**** Material shown

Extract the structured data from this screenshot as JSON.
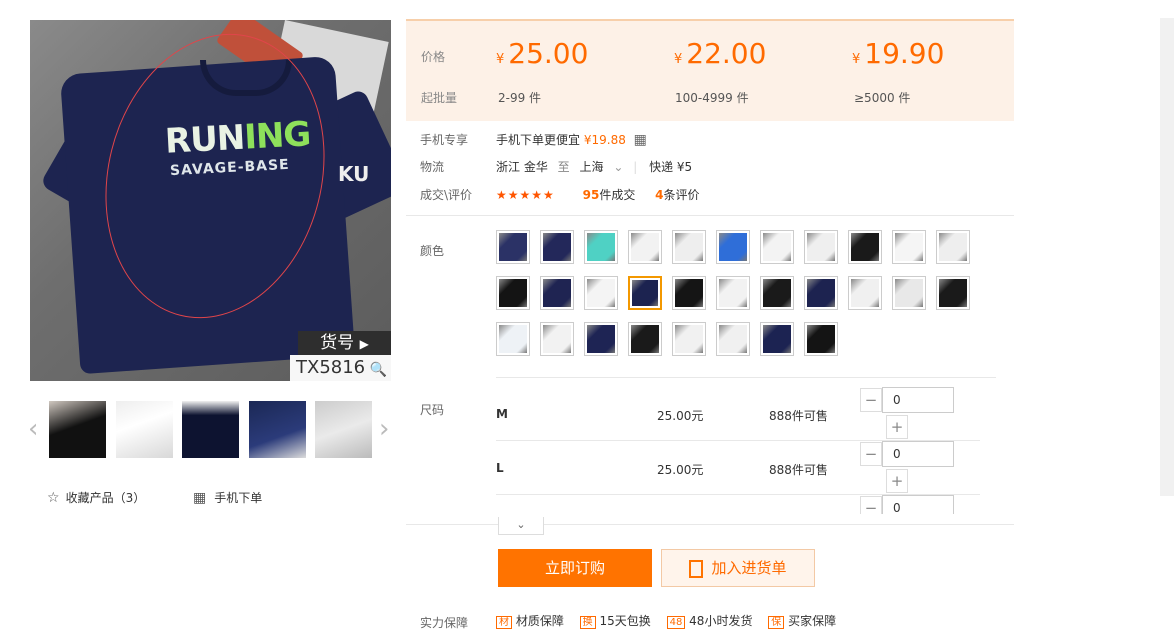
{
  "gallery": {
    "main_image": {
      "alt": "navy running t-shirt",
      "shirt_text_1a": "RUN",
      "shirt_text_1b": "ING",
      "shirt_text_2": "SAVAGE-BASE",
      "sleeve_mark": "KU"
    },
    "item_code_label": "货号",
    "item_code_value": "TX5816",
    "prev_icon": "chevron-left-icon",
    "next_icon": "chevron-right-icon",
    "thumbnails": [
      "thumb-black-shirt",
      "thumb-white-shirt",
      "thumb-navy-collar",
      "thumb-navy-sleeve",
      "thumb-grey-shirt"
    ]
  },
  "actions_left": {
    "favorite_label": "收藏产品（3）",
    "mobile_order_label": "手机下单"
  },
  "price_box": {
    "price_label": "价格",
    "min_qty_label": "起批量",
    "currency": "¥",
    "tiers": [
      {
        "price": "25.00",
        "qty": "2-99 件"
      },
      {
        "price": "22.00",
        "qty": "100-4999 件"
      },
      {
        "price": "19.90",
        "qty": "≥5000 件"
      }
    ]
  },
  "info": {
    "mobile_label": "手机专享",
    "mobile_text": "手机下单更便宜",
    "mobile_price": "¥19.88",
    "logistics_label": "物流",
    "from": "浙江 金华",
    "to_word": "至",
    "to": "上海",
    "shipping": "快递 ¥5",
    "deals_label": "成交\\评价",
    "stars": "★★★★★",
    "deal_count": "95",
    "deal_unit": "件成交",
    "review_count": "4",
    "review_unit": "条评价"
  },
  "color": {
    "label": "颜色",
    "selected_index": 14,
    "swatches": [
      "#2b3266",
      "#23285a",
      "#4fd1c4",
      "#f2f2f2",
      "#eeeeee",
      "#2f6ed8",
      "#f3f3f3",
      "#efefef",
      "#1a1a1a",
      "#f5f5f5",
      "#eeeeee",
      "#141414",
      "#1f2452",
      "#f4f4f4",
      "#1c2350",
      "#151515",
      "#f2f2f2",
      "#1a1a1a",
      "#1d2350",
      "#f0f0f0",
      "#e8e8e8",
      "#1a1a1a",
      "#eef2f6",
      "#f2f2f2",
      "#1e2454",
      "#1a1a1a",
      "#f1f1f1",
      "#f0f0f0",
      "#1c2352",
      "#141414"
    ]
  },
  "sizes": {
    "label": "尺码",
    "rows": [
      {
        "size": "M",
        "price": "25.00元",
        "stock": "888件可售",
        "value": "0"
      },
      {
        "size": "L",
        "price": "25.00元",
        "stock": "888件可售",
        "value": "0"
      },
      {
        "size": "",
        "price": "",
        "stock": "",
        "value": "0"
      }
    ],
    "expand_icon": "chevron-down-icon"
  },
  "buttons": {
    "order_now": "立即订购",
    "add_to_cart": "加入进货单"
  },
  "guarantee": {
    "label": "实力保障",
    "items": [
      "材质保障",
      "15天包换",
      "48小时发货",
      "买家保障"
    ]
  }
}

********

● Short exercise
Exclude the pictures and repeat every other part of the records word for word.

● Final answer
Extract the structured data from this screenshot as JSON.
{
  "gallery": {
    "main_image": {
      "alt": "navy running t-shirt",
      "shirt_text_1a": "RUN",
      "shirt_text_1b": "ING",
      "shirt_text_2": "SAVAGE-BASE",
      "sleeve_mark": "KU"
    },
    "item_code_label": "货号",
    "item_code_value": "TX5816",
    "prev_icon": "chevron-left-icon",
    "next_icon": "chevron-right-icon",
    "thumbnails": [
      "thumb-black-shirt",
      "thumb-white-shirt",
      "thumb-navy-collar",
      "thumb-navy-sleeve",
      "thumb-grey-shirt"
    ]
  },
  "actions_left": {
    "favorite_label": "收藏产品（3）",
    "mobile_order_label": "手机下单"
  },
  "price_box": {
    "price_label": "价格",
    "min_qty_label": "起批量",
    "currency": "¥",
    "tiers": [
      {
        "price": "25.00",
        "qty": "2-99 件"
      },
      {
        "price": "22.00",
        "qty": "100-4999 件"
      },
      {
        "price": "19.90",
        "qty": "≥5000 件"
      }
    ]
  },
  "info": {
    "mobile_label": "手机专享",
    "mobile_text": "手机下单更便宜",
    "mobile_price": "¥19.88",
    "logistics_label": "物流",
    "from": "浙江 金华",
    "to_word": "至",
    "to": "上海",
    "shipping": "快递 ¥5",
    "deals_label": "成交\\评价",
    "stars": "★★★★★",
    "deal_count": "95",
    "deal_unit": "件成交",
    "review_count": "4",
    "review_unit": "条评价"
  },
  "color": {
    "label": "颜色",
    "selected_index": 14,
    "swatches": [
      "#2b3266",
      "#23285a",
      "#4fd1c4",
      "#f2f2f2",
      "#eeeeee",
      "#2f6ed8",
      "#f3f3f3",
      "#efefef",
      "#1a1a1a",
      "#f5f5f5",
      "#eeeeee",
      "#141414",
      "#1f2452",
      "#f4f4f4",
      "#1c2350",
      "#151515",
      "#f2f2f2",
      "#1a1a1a",
      "#1d2350",
      "#f0f0f0",
      "#e8e8e8",
      "#1a1a1a",
      "#eef2f6",
      "#f2f2f2",
      "#1e2454",
      "#1a1a1a",
      "#f1f1f1",
      "#f0f0f0",
      "#1c2352",
      "#141414"
    ]
  },
  "sizes": {
    "label": "尺码",
    "rows": [
      {
        "size": "M",
        "price": "25.00元",
        "stock": "888件可售",
        "value": "0"
      },
      {
        "size": "L",
        "price": "25.00元",
        "stock": "888件可售",
        "value": "0"
      },
      {
        "size": "",
        "price": "",
        "stock": "",
        "value": "0"
      }
    ],
    "expand_icon": "chevron-down-icon"
  },
  "buttons": {
    "order_now": "立即订购",
    "add_to_cart": "加入进货单"
  },
  "guarantee": {
    "label": "实力保障",
    "items": [
      "材质保障",
      "15天包换",
      "48小时发货",
      "买家保障"
    ]
  }
}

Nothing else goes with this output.